=== DATASET RECORDS ===

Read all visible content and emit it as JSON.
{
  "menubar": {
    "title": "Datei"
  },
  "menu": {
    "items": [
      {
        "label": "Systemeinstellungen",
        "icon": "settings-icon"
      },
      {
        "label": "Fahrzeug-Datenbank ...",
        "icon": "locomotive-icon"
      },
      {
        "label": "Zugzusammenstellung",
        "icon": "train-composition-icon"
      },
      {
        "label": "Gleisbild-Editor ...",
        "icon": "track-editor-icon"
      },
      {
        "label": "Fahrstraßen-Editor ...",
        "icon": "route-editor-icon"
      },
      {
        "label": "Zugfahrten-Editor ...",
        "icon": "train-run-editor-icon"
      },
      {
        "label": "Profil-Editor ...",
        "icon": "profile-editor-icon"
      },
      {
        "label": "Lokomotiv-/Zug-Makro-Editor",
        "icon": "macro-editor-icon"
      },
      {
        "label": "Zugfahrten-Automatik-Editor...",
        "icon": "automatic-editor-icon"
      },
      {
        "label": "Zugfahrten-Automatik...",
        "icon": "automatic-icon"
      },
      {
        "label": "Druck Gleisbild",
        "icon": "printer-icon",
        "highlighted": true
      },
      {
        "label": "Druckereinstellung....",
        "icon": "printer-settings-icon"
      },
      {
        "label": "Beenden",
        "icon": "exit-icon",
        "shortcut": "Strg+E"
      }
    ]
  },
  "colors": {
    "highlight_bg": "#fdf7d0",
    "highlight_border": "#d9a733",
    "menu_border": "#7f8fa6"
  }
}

===

• _DIRECTION_
Print the whole listing exactly as it is.

• _RIGHT ANSWER_
Read all visible content and emit it as JSON.
{
  "menubar": {
    "title": "Datei"
  },
  "menu": {
    "items": [
      {
        "label": "Systemeinstellungen",
        "icon": "settings-icon"
      },
      {
        "label": "Fahrzeug-Datenbank ...",
        "icon": "locomotive-icon"
      },
      {
        "label": "Zugzusammenstellung",
        "icon": "train-composition-icon"
      },
      {
        "label": "Gleisbild-Editor ...",
        "icon": "track-editor-icon"
      },
      {
        "label": "Fahrstraßen-Editor ...",
        "icon": "route-editor-icon"
      },
      {
        "label": "Zugfahrten-Editor ...",
        "icon": "train-run-editor-icon"
      },
      {
        "label": "Profil-Editor ...",
        "icon": "profile-editor-icon"
      },
      {
        "label": "Lokomotiv-/Zug-Makro-Editor",
        "icon": "macro-editor-icon"
      },
      {
        "label": "Zugfahrten-Automatik-Editor...",
        "icon": "automatic-editor-icon"
      },
      {
        "label": "Zugfahrten-Automatik...",
        "icon": "automatic-icon"
      },
      {
        "label": "Druck Gleisbild",
        "icon": "printer-icon",
        "highlighted": true
      },
      {
        "label": "Druckereinstellung....",
        "icon": "printer-settings-icon"
      },
      {
        "label": "Beenden",
        "icon": "exit-icon",
        "shortcut": "Strg+E"
      }
    ]
  },
  "colors": {
    "highlight_bg": "#fdf7d0",
    "highlight_border": "#d9a733",
    "menu_border": "#7f8fa6"
  }
}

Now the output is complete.